Task brief. Every line below that mentions the word "trong" should be copied out.

--- start Supplied records ---

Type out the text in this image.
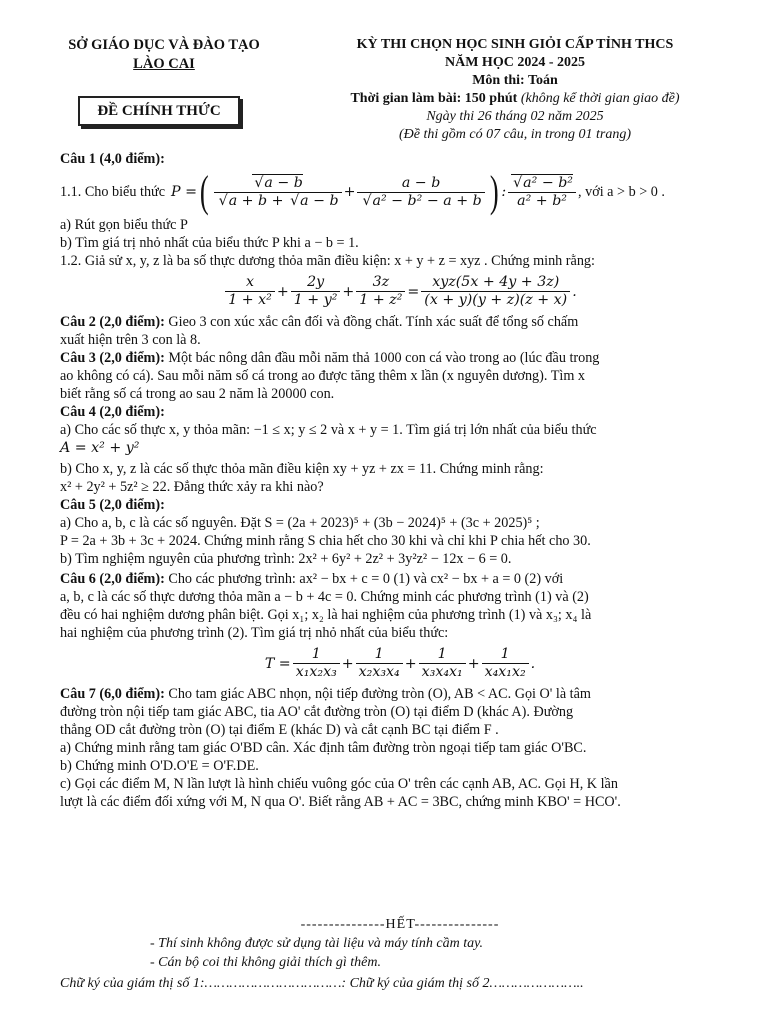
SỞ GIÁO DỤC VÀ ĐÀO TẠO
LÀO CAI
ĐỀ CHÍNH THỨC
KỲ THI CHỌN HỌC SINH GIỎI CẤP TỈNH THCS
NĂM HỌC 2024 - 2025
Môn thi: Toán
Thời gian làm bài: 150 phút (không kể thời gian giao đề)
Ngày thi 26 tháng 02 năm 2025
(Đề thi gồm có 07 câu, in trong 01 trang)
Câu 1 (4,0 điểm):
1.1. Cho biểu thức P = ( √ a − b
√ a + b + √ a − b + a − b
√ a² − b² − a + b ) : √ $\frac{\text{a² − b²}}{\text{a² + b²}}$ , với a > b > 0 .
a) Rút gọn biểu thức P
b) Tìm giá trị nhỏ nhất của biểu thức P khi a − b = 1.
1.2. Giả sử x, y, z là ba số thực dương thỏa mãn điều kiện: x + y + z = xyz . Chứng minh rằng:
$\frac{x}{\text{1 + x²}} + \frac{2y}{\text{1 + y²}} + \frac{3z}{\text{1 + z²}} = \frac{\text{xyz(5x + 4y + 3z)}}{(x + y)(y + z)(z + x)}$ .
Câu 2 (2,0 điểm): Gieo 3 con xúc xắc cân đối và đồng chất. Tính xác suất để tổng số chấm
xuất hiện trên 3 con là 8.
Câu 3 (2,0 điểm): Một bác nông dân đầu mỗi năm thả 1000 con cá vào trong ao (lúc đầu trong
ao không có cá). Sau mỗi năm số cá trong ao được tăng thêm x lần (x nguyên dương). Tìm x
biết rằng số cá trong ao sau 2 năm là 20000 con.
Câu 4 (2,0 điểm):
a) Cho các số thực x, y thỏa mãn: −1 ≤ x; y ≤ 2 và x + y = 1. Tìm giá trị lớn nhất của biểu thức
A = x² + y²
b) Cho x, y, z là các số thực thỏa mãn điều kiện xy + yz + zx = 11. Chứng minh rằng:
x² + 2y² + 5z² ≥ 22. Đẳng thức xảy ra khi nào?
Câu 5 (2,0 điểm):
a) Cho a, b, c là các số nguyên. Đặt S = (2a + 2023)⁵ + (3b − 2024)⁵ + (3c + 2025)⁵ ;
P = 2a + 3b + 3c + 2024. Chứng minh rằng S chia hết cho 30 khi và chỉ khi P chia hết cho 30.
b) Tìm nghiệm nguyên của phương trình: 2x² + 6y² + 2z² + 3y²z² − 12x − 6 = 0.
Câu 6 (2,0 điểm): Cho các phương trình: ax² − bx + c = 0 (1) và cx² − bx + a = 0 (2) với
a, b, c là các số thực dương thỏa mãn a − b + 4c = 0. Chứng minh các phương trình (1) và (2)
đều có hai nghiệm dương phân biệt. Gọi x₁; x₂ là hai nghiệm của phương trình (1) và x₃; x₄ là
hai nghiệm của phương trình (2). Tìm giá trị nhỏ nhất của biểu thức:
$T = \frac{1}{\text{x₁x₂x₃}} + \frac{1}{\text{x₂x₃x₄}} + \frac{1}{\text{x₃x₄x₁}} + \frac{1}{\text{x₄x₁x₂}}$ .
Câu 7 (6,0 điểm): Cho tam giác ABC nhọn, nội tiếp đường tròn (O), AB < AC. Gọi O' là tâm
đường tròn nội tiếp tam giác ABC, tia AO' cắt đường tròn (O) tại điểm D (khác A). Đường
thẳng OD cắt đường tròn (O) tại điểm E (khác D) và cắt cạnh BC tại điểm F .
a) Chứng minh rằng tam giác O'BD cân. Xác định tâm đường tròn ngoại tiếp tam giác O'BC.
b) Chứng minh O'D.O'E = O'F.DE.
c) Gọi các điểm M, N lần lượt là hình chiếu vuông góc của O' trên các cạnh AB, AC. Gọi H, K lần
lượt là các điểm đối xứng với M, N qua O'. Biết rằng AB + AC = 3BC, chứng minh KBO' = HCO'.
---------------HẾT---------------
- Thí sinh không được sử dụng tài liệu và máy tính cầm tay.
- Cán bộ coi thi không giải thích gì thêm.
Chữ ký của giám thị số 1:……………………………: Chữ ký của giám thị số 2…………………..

--- end Supplied records ---
--- start Supplied records ---

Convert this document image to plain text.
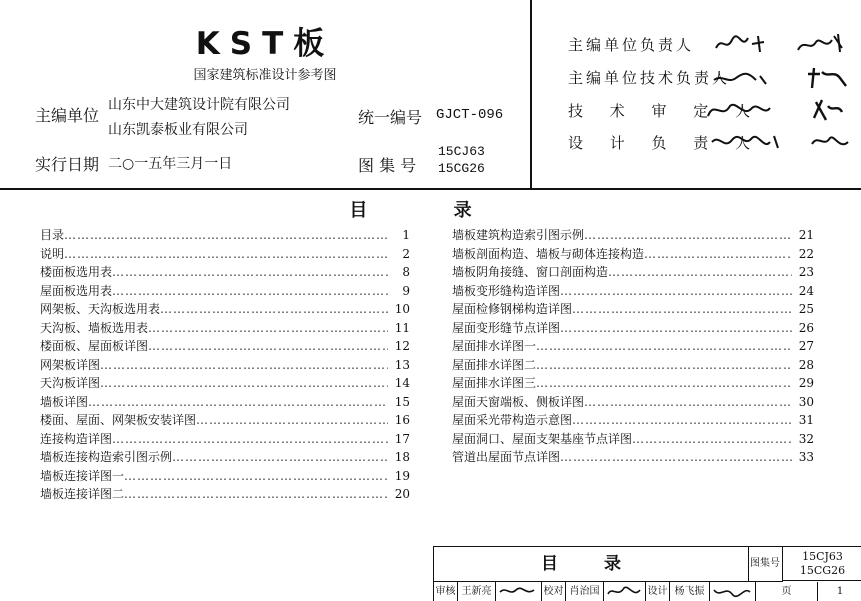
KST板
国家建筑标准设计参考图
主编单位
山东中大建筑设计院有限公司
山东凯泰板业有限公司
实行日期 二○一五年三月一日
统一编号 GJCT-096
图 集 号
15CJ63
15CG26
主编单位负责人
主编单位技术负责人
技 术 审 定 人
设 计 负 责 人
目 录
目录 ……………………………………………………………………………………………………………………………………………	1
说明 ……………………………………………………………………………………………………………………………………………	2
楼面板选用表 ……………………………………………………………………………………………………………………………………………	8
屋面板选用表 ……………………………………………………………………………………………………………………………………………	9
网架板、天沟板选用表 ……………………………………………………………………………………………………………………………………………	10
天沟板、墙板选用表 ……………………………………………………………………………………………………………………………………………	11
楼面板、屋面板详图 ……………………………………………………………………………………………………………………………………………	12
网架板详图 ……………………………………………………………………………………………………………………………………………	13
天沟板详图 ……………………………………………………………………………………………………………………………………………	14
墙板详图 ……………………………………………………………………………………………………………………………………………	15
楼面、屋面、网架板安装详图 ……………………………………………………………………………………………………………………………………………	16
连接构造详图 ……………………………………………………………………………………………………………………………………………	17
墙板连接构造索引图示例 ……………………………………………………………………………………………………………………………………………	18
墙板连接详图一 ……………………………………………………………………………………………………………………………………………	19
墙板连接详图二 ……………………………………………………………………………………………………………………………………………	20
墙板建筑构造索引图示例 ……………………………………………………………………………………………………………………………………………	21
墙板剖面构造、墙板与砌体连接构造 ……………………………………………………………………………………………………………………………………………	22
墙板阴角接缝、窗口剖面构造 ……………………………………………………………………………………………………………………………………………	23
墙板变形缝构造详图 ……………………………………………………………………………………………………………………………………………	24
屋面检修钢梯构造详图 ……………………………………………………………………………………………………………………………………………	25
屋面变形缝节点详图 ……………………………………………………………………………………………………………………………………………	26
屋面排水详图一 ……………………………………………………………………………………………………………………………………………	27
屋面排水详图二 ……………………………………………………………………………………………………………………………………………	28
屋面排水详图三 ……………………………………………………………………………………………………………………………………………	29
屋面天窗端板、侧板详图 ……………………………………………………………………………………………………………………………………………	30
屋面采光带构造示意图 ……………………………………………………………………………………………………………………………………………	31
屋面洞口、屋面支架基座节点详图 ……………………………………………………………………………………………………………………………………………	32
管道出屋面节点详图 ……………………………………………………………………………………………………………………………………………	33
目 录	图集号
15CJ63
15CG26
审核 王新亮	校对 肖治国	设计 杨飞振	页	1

--- end Supplied records ---
--- start Supplied records ---

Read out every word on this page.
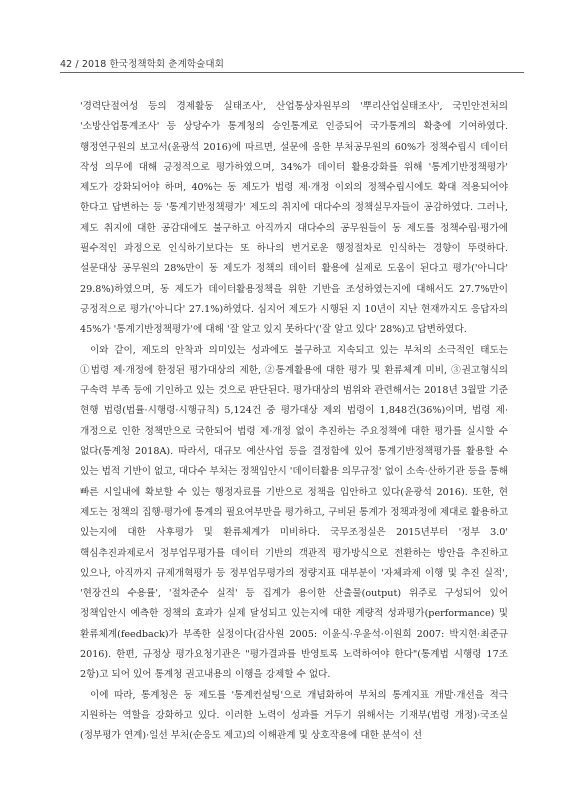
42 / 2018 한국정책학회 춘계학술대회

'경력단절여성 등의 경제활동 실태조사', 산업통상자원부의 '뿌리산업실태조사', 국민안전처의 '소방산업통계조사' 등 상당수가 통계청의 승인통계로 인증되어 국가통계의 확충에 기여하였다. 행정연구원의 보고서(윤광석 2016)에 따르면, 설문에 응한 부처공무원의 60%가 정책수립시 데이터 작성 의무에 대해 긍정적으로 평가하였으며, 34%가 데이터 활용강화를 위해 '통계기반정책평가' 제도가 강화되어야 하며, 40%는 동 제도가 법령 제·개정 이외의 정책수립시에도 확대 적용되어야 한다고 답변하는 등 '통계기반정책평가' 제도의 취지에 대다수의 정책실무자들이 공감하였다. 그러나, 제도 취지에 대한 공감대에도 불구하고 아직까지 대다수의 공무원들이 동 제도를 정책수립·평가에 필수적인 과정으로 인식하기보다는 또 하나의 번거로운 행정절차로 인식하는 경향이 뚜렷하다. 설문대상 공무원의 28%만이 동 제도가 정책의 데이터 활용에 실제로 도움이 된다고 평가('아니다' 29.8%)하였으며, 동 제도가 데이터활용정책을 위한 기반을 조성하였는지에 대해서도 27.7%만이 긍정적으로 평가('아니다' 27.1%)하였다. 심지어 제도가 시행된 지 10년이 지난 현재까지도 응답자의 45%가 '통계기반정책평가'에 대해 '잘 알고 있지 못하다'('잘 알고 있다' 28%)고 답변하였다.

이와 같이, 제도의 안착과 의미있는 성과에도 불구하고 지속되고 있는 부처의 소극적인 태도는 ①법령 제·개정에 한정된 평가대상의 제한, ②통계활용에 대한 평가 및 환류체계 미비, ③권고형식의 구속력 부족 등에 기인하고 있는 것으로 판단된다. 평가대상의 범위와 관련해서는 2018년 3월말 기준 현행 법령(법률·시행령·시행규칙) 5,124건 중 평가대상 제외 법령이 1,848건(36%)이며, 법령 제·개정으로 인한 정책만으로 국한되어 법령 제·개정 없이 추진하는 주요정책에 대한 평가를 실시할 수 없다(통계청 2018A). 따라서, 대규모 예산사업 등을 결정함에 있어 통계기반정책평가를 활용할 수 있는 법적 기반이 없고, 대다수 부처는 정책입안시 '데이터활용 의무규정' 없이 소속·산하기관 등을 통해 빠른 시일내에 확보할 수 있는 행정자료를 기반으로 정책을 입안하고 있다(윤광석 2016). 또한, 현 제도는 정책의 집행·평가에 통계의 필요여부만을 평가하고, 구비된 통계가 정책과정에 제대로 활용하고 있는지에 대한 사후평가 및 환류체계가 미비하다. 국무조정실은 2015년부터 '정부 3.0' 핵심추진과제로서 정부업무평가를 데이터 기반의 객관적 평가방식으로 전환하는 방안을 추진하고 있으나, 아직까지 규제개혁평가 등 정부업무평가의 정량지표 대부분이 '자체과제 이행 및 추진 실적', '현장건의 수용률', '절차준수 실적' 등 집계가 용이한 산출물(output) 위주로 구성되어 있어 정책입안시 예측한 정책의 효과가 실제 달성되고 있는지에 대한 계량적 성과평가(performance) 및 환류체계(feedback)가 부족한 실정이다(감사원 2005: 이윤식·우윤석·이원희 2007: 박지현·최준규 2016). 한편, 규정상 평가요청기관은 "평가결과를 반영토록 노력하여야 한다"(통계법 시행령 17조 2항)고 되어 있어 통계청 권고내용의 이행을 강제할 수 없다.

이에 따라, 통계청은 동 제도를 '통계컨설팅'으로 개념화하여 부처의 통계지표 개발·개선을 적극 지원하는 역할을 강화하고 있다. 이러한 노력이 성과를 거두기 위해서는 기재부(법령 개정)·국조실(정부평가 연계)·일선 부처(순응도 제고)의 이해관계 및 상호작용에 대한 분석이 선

--- end Supplied records ---

Task result.
(Đề thi gồm có 07 câu, in trong 01 trang)
Câu 3 (2,0 điểm): Một bác nông dân đầu mỗi năm thả 1000 con cá vào trong ao (lúc đầu trong
ao không có cá). Sau mỗi năm số cá trong ao được tăng thêm x lần (x nguyên dương). Tìm x
biết rằng số cá trong ao sau 2 năm là 20000 con.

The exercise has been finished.